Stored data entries
● ● ● ●

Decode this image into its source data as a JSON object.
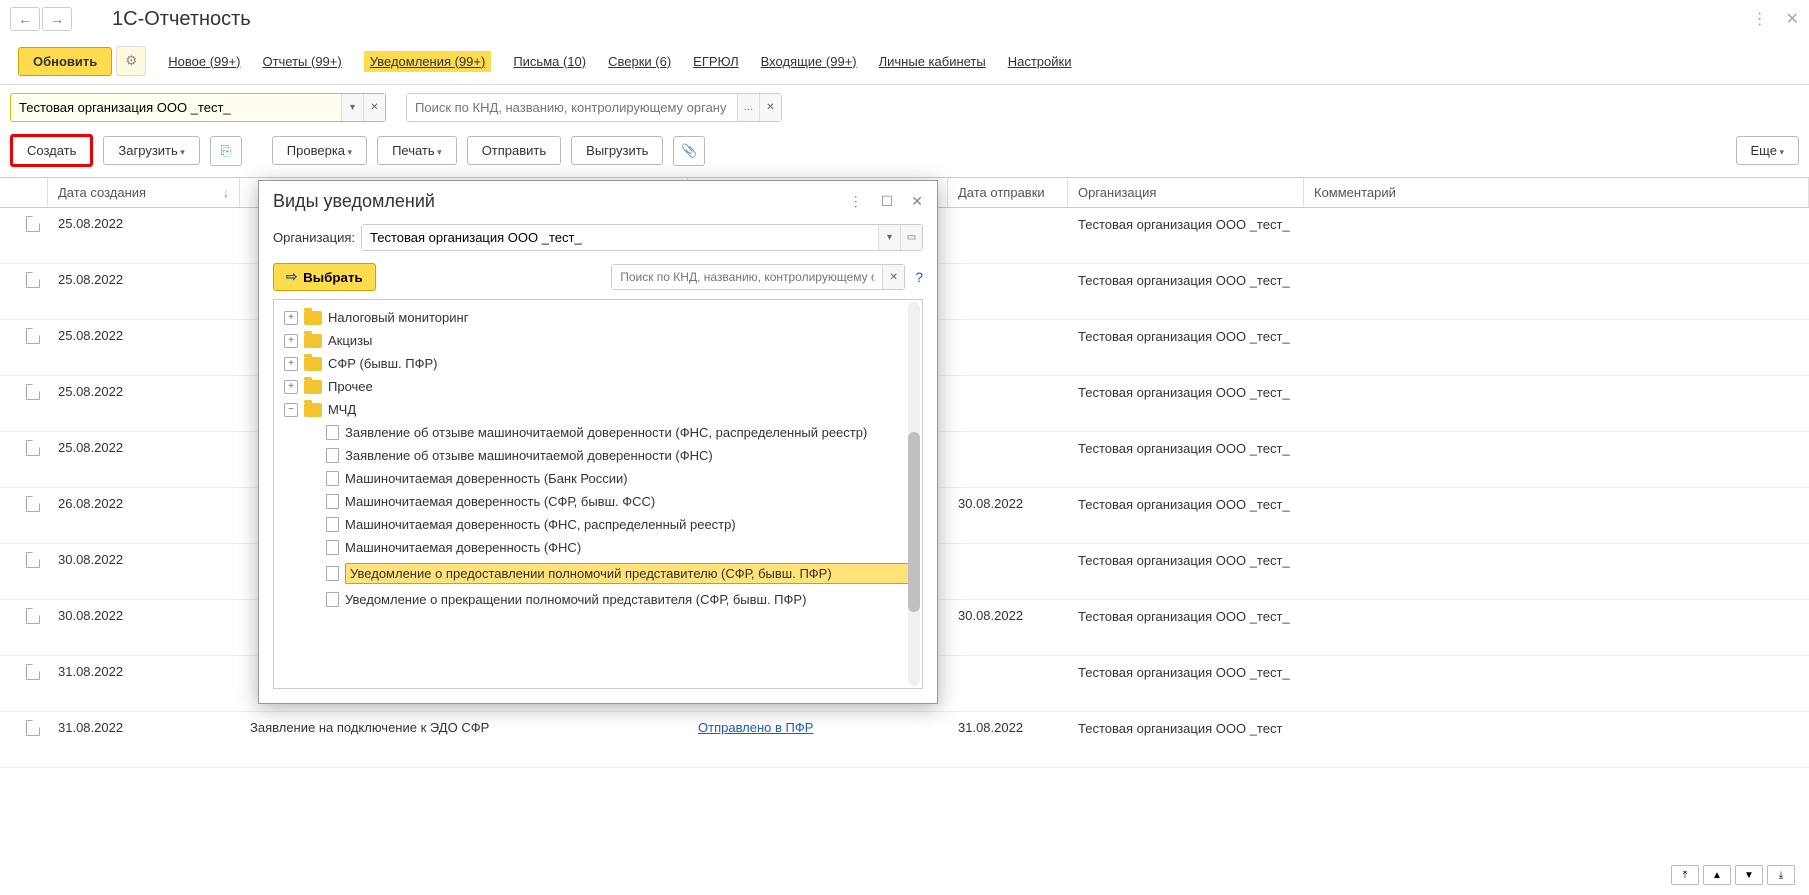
{
  "window": {
    "title": "1С-Отчетность"
  },
  "toolbar1": {
    "update": "Обновить",
    "tabs": {
      "new": "Новое (99+)",
      "reports": "Отчеты (99+)",
      "notifications": "Уведомления (99+)",
      "letters": "Письма (10)",
      "reconcil": "Сверки (6)",
      "egrul": "ЕГРЮЛ",
      "incoming": "Входящие (99+)",
      "cabinets": "Личные кабинеты",
      "settings": "Настройки"
    }
  },
  "filter": {
    "org_value": "Тестовая организация ООО _тест_",
    "search_placeholder": "Поиск по КНД, названию, контролирующему органу"
  },
  "toolbar2": {
    "create": "Создать",
    "load": "Загрузить",
    "check": "Проверка",
    "print": "Печать",
    "send": "Отправить",
    "export": "Выгрузить",
    "more": "Еще"
  },
  "table": {
    "headers": {
      "date": "Дата создания",
      "sent": "Дата отправки",
      "org": "Организация",
      "comment": "Комментарий"
    },
    "rows": [
      {
        "date": "25.08.2022",
        "name": "",
        "status": "",
        "sent": "",
        "org": "Тестовая организация ООО _тест_"
      },
      {
        "date": "25.08.2022",
        "name": "",
        "status": "",
        "sent": "",
        "org": "Тестовая организация ООО _тест_"
      },
      {
        "date": "25.08.2022",
        "name": "",
        "status": "",
        "sent": "",
        "org": "Тестовая организация ООО _тест_"
      },
      {
        "date": "25.08.2022",
        "name": "",
        "status": "",
        "sent": "",
        "org": "Тестовая организация ООО _тест_"
      },
      {
        "date": "25.08.2022",
        "name": "",
        "status": "",
        "sent": "",
        "org": "Тестовая организация ООО _тест_"
      },
      {
        "date": "26.08.2022",
        "name": "",
        "status": "",
        "sent": "30.08.2022",
        "org": "Тестовая организация ООО _тест_"
      },
      {
        "date": "30.08.2022",
        "name": "",
        "status": "",
        "sent": "",
        "org": "Тестовая организация ООО _тест_"
      },
      {
        "date": "30.08.2022",
        "name": "",
        "status": "",
        "sent": "30.08.2022",
        "org": "Тестовая организация ООО _тест_"
      },
      {
        "date": "31.08.2022",
        "name": "",
        "status": "",
        "sent": "",
        "org": "Тестовая организация ООО _тест_"
      },
      {
        "date": "31.08.2022",
        "name": "Заявление на подключение к ЭДО СФР",
        "status": "Отправлено в ПФР",
        "sent": "31.08.2022",
        "org": "Тестовая организация ООО _тест"
      }
    ]
  },
  "modal": {
    "title": "Виды уведомлений",
    "org_label": "Организация:",
    "org_value": "Тестовая организация ООО _тест_",
    "select": "Выбрать",
    "search_placeholder": "Поиск по КНД, названию, контролирующему о...",
    "help": "?",
    "tree": {
      "folders": [
        {
          "label": "Налоговый мониторинг",
          "expanded": false
        },
        {
          "label": "Акцизы",
          "expanded": false
        },
        {
          "label": "СФР (бывш. ПФР)",
          "expanded": false
        },
        {
          "label": "Прочее",
          "expanded": false
        },
        {
          "label": "МЧД",
          "expanded": true
        }
      ],
      "items": [
        "Заявление об отзыве машиночитаемой доверенности (ФНС, распределенный реестр)",
        "Заявление об отзыве машиночитаемой доверенности (ФНС)",
        "Машиночитаемая доверенность (Банк России)",
        "Машиночитаемая доверенность (СФР, бывш. ФСС)",
        "Машиночитаемая доверенность (ФНС, распределенный реестр)",
        "Машиночитаемая доверенность (ФНС)",
        "Уведомление о предоставлении полномочий представителю (СФР, бывш. ПФР)",
        "Уведомление о прекращении полномочий представителя (СФР, бывш. ПФР)"
      ],
      "highlighted_index": 6
    }
  }
}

● ● ● ●

Copy every record above exactly, leaving out any pictures.

Decode this image into its source data as a JSON object.
{
  "window": {
    "title": "1С-Отчетность"
  },
  "toolbar1": {
    "update": "Обновить",
    "tabs": {
      "new": "Новое (99+)",
      "reports": "Отчеты (99+)",
      "notifications": "Уведомления (99+)",
      "letters": "Письма (10)",
      "reconcil": "Сверки (6)",
      "egrul": "ЕГРЮЛ",
      "incoming": "Входящие (99+)",
      "cabinets": "Личные кабинеты",
      "settings": "Настройки"
    }
  },
  "filter": {
    "org_value": "Тестовая организация ООО _тест_",
    "search_placeholder": "Поиск по КНД, названию, контролирующему органу"
  },
  "toolbar2": {
    "create": "Создать",
    "load": "Загрузить",
    "check": "Проверка",
    "print": "Печать",
    "send": "Отправить",
    "export": "Выгрузить",
    "more": "Еще"
  },
  "table": {
    "headers": {
      "date": "Дата создания",
      "sent": "Дата отправки",
      "org": "Организация",
      "comment": "Комментарий"
    },
    "rows": [
      {
        "date": "25.08.2022",
        "name": "",
        "status": "",
        "sent": "",
        "org": "Тестовая организация ООО _тест_"
      },
      {
        "date": "25.08.2022",
        "name": "",
        "status": "",
        "sent": "",
        "org": "Тестовая организация ООО _тест_"
      },
      {
        "date": "25.08.2022",
        "name": "",
        "status": "",
        "sent": "",
        "org": "Тестовая организация ООО _тест_"
      },
      {
        "date": "25.08.2022",
        "name": "",
        "status": "",
        "sent": "",
        "org": "Тестовая организация ООО _тест_"
      },
      {
        "date": "25.08.2022",
        "name": "",
        "status": "",
        "sent": "",
        "org": "Тестовая организация ООО _тест_"
      },
      {
        "date": "26.08.2022",
        "name": "",
        "status": "",
        "sent": "30.08.2022",
        "org": "Тестовая организация ООО _тест_"
      },
      {
        "date": "30.08.2022",
        "name": "",
        "status": "",
        "sent": "",
        "org": "Тестовая организация ООО _тест_"
      },
      {
        "date": "30.08.2022",
        "name": "",
        "status": "",
        "sent": "30.08.2022",
        "org": "Тестовая организация ООО _тест_"
      },
      {
        "date": "31.08.2022",
        "name": "",
        "status": "",
        "sent": "",
        "org": "Тестовая организация ООО _тест_"
      },
      {
        "date": "31.08.2022",
        "name": "Заявление на подключение к ЭДО СФР",
        "status": "Отправлено в ПФР",
        "sent": "31.08.2022",
        "org": "Тестовая организация ООО _тест"
      }
    ]
  },
  "modal": {
    "title": "Виды уведомлений",
    "org_label": "Организация:",
    "org_value": "Тестовая организация ООО _тест_",
    "select": "Выбрать",
    "search_placeholder": "Поиск по КНД, названию, контролирующему о...",
    "help": "?",
    "tree": {
      "folders": [
        {
          "label": "Налоговый мониторинг",
          "expanded": false
        },
        {
          "label": "Акцизы",
          "expanded": false
        },
        {
          "label": "СФР (бывш. ПФР)",
          "expanded": false
        },
        {
          "label": "Прочее",
          "expanded": false
        },
        {
          "label": "МЧД",
          "expanded": true
        }
      ],
      "items": [
        "Заявление об отзыве машиночитаемой доверенности (ФНС, распределенный реестр)",
        "Заявление об отзыве машиночитаемой доверенности (ФНС)",
        "Машиночитаемая доверенность (Банк России)",
        "Машиночитаемая доверенность (СФР, бывш. ФСС)",
        "Машиночитаемая доверенность (ФНС, распределенный реестр)",
        "Машиночитаемая доверенность (ФНС)",
        "Уведомление о предоставлении полномочий представителю (СФР, бывш. ПФР)",
        "Уведомление о прекращении полномочий представителя (СФР, бывш. ПФР)"
      ],
      "highlighted_index": 6
    }
  }
}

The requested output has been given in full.